- _Fragmento del texto_:
--
Tino Carranava
Nos diagnostican una suerte de pasión golosa. De dulce humilde se encumbra como «delicatessen» perseguido por gastrónomos reposteros.
El enigma de las torrijas, como dulce de pan con voz propia, tiene una respuesta, a la vez sencilla y profunda. Saturados de buñuelos, tras la semana fallera, nos reciclamos para recibir su presencia superestelar. Colapsados, reseteamos los paladares para aproximarnos al furor goloso que llega. Las viejas costumbres siempre tienen cabida.
Intentamos averiguar cuál es el secreto de las torrijas tras cinco siglos de vida. De dulce humilde y popular se encumbra como «delicatessen» perseguido en pastelerías por gastrónomos reposteros.
--
- _Material proporcionado_:

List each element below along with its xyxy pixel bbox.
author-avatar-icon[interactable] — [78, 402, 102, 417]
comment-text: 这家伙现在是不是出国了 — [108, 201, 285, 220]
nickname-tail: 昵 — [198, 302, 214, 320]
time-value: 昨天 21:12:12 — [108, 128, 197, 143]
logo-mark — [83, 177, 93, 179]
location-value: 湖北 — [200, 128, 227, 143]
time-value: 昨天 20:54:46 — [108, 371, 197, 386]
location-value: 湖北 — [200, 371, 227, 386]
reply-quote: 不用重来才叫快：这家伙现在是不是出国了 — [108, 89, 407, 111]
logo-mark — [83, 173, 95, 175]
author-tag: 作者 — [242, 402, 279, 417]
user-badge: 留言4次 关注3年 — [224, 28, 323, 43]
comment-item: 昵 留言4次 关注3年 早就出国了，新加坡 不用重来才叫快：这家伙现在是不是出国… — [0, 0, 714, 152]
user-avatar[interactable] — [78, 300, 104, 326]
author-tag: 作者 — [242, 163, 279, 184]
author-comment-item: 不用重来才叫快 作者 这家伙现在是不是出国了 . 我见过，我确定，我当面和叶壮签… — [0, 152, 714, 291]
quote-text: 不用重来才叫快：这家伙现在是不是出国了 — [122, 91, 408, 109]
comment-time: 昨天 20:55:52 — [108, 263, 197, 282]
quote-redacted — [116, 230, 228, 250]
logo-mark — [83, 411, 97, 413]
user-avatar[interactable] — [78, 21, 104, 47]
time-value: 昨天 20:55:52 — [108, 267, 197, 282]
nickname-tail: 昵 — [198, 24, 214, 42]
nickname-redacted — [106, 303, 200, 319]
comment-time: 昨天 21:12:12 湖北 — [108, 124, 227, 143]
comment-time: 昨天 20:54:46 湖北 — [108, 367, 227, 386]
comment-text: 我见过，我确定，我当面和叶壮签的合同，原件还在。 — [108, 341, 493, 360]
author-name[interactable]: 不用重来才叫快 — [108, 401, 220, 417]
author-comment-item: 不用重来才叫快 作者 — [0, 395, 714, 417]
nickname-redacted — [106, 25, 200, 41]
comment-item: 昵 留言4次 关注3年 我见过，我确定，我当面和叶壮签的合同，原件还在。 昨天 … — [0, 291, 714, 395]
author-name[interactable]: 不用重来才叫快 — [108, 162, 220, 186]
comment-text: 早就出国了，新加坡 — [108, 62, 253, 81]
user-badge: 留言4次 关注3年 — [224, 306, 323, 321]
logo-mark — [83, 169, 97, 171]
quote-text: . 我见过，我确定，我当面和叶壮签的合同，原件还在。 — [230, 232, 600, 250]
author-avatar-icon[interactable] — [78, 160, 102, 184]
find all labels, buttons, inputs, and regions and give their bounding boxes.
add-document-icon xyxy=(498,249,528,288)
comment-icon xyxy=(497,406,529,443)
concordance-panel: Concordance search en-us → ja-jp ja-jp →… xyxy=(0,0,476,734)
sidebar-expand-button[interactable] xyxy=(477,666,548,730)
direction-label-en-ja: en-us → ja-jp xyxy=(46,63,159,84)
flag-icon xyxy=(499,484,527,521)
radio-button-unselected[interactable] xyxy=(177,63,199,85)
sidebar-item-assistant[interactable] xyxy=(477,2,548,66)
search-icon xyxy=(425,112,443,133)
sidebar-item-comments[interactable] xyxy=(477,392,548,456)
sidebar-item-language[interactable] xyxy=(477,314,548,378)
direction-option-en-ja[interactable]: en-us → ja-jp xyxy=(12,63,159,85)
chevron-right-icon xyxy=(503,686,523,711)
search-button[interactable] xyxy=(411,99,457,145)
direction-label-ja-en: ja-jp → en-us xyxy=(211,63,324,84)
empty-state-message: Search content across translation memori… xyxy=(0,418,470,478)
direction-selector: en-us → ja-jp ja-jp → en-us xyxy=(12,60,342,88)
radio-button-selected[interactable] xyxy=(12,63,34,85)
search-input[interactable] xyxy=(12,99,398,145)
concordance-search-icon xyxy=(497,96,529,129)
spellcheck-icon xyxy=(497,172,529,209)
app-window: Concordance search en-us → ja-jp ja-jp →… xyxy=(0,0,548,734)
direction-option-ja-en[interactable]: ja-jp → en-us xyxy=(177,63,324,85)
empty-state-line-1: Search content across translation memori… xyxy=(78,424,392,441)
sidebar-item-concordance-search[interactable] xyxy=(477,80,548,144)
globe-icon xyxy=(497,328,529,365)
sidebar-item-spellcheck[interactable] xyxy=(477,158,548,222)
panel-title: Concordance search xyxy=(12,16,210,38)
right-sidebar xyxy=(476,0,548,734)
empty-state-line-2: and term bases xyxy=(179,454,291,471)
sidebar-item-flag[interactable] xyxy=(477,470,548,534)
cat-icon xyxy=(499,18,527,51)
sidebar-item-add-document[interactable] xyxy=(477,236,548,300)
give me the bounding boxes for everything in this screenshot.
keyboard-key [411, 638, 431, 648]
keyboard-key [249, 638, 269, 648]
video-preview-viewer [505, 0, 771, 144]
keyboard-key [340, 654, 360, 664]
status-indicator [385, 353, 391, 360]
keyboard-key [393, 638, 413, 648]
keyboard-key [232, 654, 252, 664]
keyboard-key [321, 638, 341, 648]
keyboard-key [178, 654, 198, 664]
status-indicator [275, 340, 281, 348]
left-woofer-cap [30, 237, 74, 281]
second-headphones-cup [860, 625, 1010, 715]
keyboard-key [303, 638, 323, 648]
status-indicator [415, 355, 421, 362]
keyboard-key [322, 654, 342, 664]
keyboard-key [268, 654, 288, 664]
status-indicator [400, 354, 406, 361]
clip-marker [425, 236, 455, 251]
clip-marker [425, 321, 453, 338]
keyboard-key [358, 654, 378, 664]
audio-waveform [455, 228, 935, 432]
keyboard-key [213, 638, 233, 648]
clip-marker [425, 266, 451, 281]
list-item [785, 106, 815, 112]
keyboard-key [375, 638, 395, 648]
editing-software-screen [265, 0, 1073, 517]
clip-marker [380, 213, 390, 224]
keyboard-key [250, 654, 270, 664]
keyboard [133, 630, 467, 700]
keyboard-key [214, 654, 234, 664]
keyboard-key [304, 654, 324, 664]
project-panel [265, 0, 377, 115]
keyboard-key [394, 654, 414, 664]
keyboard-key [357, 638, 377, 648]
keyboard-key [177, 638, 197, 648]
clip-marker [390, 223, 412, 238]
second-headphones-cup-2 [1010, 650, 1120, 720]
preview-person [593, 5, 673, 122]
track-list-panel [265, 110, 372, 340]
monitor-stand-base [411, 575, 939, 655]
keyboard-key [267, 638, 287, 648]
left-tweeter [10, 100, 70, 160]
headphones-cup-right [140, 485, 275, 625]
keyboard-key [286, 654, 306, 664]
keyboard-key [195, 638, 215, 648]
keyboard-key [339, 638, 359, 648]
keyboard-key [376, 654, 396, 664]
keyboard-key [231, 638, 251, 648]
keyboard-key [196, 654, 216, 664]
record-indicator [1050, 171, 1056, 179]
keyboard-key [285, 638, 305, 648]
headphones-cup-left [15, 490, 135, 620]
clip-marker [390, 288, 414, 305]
--
- _Ejercicios por resolver_:
A. Responde con datos del texto sobre las torrijas:
(i) ¿Tras qué semana dice el texto que estamos saturados de buñuelos?
(ii) ¿Cuántos siglos de vida tienen las torrijas?
(iii) ¿Dónde persiguen las torrijas los gastrónomos reposteros?
B. Resume en dos oraciones el texto sobre las torrijas.
C. Reanuda el texto sobre las torrijas a partir de su última oración.

- _Respuestas por número_:
A.
(i) Tras la semana fallera.
(ii) Cinco siglos.
(iii) En pastelerías.

B. Las torrijas, un dulce de pan humilde y popular con cinco siglos de vida, se han encumbrado como «delicatessen» que los gastrónomos reposteros persiguen en pastelerías. Tras la saturación de buñuelos de la semana fallera, los paladares se resetean para recibir el furor goloso que llega con ellas.

C.
Con la llegada de la Semana Santa decretamos el estado de alerta golosa. Sobremesas «salpimentadas» de intensos dulces donde destaca la poderosa torrija. Se eleva la tensión dulce entre paladares, nos enfrentamos a una grave crisis, qué postre elegir. Como entregados costaleros golosos no dejamos escapar ningún postre por el sumidero del universo repostero.
La torrija no es tan fiera como la pintan, tiene miles de amigos. Nos apabulla, se abalanza sobre nuestros paladares. Nos emociona como dulce recuerdo de la ciencia culinaria de las abuelas, como queda dicho y demostrado en múltiples sobremesas familiares. Descubrimos la «nueva» torrija. Sin tirar de manual. Somos esbirros del dulce y como tal actuamos en consecuencia. Legionarios del imperio goloso de la Cuaresma, defendemos a la torrija frente a las hordas de postres importados.
Los dulces no son un género menor de la gastronomía, todo lo contrario, todas las voces gustativas lo ejercitan. Las torrijas son devoradas durante sobremesas sin fin por una orquesta de paladares bien acompasada, mientras retumban en nuestro estómago los aplausos, «in memorian» de las abuelas reposteras, que interrumpen la degustación.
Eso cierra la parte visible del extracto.